[SELECTED EXTRACT start]

Treviño calls natural soundscapes a treasure, a resource like clean air and water. “People go to the parks, in part anyway, to get away from the clamor of everyday life,” she says. Noise pollution, however, is barely defined and, as a result, grossly underregulated. Treviño hopes that the data she and her team collect—such as “sound inventories” from the parks—will help the government create programs that maintain the integrity of the parks’ natural soundscapes.

In fact, the Natural Sounds Program’s science may help settle one of the biggest questions facing the Park Service in 2008. By the end of this year, Treviño hopes she will see how her input has shaped a plan put together by the Federal Aviation Administration and the National Park Service that aims to “substantially restore natural quiet” over the Grand Canyon, one of the nation’s most frequently visited parks.

The 47-year-old Treviño is an unlikely environmentalist. The daughter of a lighting manufacturer and a “conservative card-carrying Republican” father, Treviño says the family didn’t spend a lot of time communing with nature when she was growing up. At Michigan State University she studied communications and political science, and she interned in the Michigan Statehouse for a Republican legislator. After graduating, Treviño enrolled in the New England School of Law in Boston, where she chose to focus on reinsurance law, tooling up for a suits-and-briefcases world of arcane intricacy and executive affidavits. “I would come out of meetings and my head would hurt,” she admits. But she thrived on the complexities, a true wonk.

Like many who find a calling, Treviño came to environmentalism through an epiphany—really a pair of epiphanies, both of which occurred during an epic of youthful exuberance across Europe, Africa, and Asia while on leave from law school. Camped out on the deck of a tanker on the Aegean Sea, for the cheap passage and cheap beer, Treviño dutifully collected the night’s bottles only to see a crew member dump them overboard at dawn. “I was like, ‘Oh my God, you can’t do that!'” She has a photograph of her second epiphany, a lone cheetah surrounded by five white safari vans idling in the heat for a better look. “I captured the terror in his eyes,” she says of the besieged cat.

[SELECTED EXTRACT end]

- _REQUIREMENT 1_
Print the Treviño profile from "The 47-year-old Treviño" to "a true wonk.".
- _REQUIREMENT 2_
Continue the Treviño profile, starting after its final sentence.

[SOURCE DATA start]

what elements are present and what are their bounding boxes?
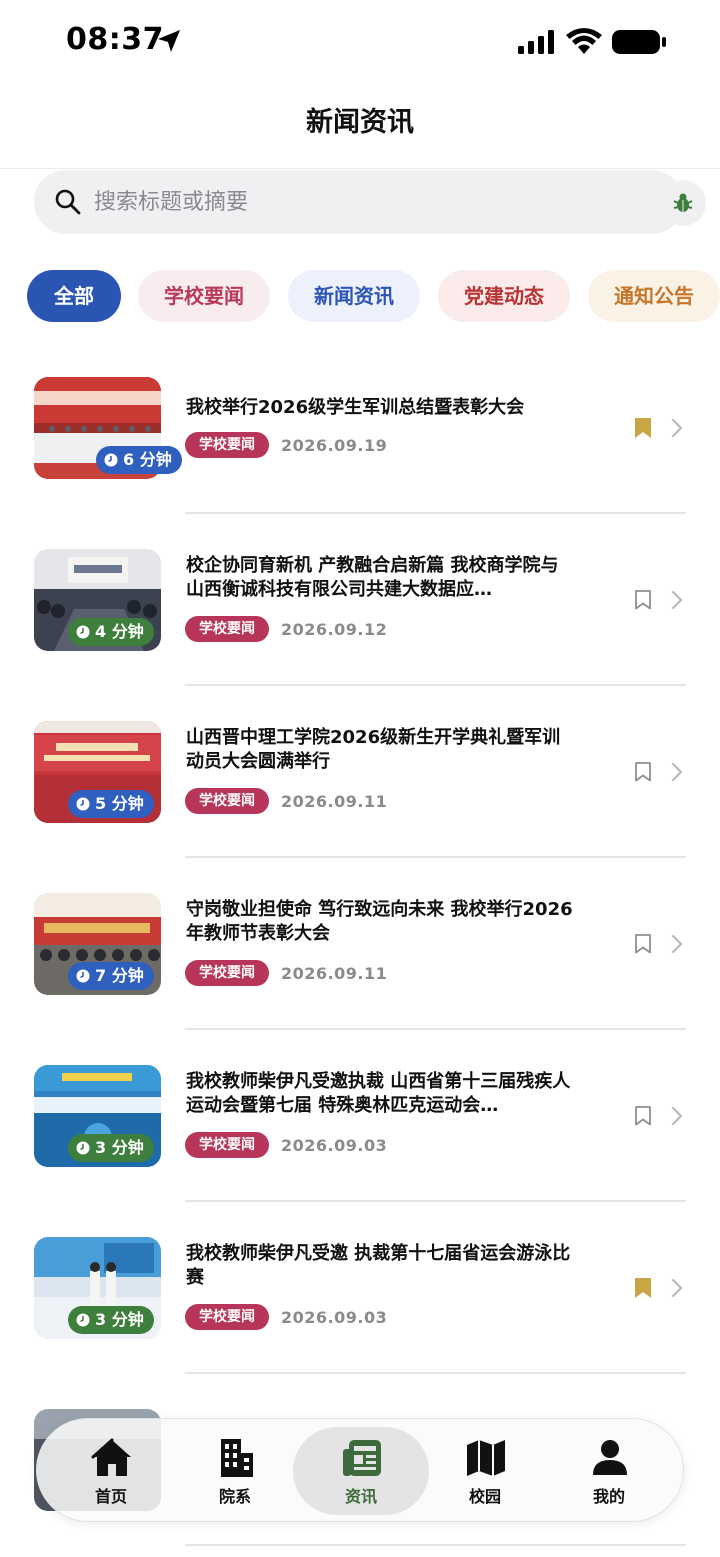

[SOURCE DATA end]

- _TASK OUTPUT 1_
The 47-year-old Treviño is an unlikely environmentalist. The daughter of a lighting manufacturer and a “conservative card-carrying Republican” father, Treviño says the family didn’t spend a lot of time communing with nature when she was growing up. At Michigan State University she studied communications and political science, and she interned in the Michigan Statehouse for a Republican legislator. After graduating, Treviño enrolled in the New England School of Law in Boston, where she chose to focus on reinsurance law, tooling up for a suits-and-briefcases world of arcane intricacy and executive affidavits. “I would come out of meetings and my head would hurt,” she admits. But she thrived on the complexities, a true wonk.

- _TASK OUTPUT 2_
When she got back to the States, Treviño transferred to the Washington College of Law at American University in Washington, D.C., and switched her emphasis to environmental law. After earning her degree, she followed her newfound conscience to a succession of environmental jobs: an advocacy post at the World Wildlife Fund, a desk in the D.C. office of a private Alaskan law firm that worked with native communities, and an assignment as senior counselor to the assistant secretary for fish, wildlife, and parks in the Department of the Interior.

When she took the Natural Sounds post in the fall of 2003, the program, which had been founded just three years earlier, was still in startup mode, and Treviño worked to fine-tune the focus. She pushed for more data and more exacting protocols, because the existing metrics from the FAA’s more urban analyses were not always appropriate.

And her attention to detail has paid off. Last year saw Treviño’s biggest accomplishment since taking over the Natural Sounds Program. The Park Service was rewriting management policies that would have gutted natural sound protections, but the data and recommendations provided by Treviño’s team helped keep the protections intact. Her suggestions also helped pave the way for new provisions honoring “cultural” sounds, like that of cannon fire at Gettysburg National Military Park.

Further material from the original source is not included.